■ Stated exercise ■
Set out every line bearing the string "atoms".

(Stored items)
- - - - -

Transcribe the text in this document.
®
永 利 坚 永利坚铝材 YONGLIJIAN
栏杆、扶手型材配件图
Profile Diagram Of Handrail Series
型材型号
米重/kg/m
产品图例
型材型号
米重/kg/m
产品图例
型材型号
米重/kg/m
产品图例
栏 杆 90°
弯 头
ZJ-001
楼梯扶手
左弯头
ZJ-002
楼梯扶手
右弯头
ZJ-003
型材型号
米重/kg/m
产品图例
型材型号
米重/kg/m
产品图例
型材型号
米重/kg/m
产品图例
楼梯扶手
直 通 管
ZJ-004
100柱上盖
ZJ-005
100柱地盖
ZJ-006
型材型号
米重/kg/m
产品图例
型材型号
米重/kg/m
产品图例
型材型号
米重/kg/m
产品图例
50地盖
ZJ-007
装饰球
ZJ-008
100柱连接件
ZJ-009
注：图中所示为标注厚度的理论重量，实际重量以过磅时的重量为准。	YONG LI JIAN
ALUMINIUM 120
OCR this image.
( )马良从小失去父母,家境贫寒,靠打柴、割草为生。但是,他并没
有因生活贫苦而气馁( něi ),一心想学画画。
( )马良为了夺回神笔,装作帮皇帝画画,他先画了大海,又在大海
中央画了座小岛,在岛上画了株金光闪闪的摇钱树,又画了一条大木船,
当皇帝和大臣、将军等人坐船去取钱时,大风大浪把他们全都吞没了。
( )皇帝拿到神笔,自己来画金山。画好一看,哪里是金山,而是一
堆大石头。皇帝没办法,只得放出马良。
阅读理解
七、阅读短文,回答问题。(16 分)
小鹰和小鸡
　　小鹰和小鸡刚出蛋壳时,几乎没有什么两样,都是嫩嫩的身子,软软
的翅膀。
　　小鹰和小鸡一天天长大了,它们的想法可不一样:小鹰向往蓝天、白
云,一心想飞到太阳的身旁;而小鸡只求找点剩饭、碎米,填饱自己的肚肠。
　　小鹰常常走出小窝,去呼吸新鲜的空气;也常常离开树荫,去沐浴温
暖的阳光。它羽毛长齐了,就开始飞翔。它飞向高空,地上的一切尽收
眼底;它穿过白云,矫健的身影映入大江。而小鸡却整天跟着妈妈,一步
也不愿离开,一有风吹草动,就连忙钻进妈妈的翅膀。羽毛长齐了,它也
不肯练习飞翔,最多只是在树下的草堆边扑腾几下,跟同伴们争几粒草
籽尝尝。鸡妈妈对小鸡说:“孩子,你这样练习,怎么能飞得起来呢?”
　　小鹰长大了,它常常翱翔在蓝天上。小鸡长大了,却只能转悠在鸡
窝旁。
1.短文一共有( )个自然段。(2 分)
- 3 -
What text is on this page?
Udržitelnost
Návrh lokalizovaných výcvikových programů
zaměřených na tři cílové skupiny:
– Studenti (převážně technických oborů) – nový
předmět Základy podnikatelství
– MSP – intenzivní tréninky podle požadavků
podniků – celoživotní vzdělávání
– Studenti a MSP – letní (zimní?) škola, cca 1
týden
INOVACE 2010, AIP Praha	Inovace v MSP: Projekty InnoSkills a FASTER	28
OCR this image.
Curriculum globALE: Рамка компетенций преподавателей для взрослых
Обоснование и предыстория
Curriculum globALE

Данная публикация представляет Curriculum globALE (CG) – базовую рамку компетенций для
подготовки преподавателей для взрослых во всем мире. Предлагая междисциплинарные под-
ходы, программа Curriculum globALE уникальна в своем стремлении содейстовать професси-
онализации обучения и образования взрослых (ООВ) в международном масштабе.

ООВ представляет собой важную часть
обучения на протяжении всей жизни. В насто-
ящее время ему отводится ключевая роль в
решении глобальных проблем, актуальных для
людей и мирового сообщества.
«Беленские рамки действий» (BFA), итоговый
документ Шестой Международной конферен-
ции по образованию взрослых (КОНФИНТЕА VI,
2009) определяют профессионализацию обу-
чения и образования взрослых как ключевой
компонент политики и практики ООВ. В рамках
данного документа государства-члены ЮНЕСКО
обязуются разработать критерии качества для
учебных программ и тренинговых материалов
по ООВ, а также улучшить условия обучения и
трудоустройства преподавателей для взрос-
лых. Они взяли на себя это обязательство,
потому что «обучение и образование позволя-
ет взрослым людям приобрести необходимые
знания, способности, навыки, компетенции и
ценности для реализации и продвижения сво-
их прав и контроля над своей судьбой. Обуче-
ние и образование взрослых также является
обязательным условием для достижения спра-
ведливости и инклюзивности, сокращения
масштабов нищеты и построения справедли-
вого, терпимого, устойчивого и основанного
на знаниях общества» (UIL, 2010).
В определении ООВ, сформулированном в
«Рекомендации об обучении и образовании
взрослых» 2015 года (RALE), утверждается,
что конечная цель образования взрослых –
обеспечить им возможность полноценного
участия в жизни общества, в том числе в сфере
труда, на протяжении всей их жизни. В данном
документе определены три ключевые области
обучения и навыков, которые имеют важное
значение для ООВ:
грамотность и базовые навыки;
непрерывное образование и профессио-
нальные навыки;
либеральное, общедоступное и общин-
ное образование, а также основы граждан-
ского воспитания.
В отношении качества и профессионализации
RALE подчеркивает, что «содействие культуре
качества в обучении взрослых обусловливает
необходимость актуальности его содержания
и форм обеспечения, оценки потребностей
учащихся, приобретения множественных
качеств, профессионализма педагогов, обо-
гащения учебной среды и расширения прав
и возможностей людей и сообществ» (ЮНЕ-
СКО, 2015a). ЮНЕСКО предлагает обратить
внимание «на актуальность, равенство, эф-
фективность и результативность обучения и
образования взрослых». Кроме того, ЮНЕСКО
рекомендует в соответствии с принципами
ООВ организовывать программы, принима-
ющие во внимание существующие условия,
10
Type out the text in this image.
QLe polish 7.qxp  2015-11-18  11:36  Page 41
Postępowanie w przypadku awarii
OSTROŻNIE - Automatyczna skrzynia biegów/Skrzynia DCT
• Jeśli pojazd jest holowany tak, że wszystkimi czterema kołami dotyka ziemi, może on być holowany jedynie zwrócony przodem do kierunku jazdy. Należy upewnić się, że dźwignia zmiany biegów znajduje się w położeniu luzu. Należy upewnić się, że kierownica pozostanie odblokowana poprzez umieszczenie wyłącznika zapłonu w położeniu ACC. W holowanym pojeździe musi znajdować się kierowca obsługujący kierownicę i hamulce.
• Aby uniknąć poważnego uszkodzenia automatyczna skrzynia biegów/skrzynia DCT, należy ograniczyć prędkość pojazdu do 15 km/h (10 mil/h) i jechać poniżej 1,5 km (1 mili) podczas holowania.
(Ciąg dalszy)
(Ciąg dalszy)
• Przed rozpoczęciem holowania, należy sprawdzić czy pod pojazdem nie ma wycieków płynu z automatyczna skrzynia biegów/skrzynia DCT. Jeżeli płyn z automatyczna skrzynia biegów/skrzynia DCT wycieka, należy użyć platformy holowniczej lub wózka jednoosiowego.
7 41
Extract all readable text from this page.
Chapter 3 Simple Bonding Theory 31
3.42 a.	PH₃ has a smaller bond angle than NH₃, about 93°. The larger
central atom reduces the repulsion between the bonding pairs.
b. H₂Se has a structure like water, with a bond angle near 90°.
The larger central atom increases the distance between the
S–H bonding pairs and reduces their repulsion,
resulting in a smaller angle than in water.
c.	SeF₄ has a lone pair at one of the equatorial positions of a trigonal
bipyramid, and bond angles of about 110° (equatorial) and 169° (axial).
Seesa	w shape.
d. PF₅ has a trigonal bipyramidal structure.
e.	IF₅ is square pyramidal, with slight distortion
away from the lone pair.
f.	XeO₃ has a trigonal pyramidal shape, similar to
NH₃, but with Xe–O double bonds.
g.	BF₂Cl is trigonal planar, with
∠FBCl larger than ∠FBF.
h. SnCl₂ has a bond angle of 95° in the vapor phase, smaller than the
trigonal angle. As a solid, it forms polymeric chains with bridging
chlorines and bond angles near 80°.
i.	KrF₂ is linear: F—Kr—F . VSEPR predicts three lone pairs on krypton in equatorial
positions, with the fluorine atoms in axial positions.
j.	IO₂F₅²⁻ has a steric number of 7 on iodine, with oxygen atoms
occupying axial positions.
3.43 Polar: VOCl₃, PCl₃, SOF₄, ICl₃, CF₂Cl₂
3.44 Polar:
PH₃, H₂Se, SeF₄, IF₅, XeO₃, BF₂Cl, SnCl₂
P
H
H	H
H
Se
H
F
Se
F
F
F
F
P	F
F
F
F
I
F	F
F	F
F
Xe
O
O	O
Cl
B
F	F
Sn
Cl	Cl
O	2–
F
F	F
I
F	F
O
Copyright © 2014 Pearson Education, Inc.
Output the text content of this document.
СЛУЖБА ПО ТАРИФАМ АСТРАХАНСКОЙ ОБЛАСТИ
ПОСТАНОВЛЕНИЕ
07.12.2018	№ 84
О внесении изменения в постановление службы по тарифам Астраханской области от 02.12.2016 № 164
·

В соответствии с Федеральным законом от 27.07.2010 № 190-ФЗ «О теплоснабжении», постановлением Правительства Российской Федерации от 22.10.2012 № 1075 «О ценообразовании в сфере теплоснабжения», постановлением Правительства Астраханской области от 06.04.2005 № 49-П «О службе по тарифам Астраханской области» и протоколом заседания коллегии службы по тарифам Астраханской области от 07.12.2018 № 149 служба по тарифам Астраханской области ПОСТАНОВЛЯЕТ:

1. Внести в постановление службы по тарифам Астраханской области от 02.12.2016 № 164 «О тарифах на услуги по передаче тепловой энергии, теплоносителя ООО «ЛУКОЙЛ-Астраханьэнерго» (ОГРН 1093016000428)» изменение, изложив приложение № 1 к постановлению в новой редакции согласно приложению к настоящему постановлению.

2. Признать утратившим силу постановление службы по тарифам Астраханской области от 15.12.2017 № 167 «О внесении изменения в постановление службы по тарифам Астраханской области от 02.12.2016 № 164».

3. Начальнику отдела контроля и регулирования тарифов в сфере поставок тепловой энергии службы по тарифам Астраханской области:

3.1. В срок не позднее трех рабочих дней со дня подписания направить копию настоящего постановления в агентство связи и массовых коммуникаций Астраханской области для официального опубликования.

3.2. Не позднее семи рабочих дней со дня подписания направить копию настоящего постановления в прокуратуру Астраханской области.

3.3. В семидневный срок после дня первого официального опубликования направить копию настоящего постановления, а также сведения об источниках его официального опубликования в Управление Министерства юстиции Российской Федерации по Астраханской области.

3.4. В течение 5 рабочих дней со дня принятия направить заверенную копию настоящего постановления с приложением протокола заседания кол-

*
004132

- - - - -

■ Response ■
positions, with the fluorine atoms in axial positions.
j.	IO₂F₅²⁻ has a steric number of 7 on iodine, with oxygen atoms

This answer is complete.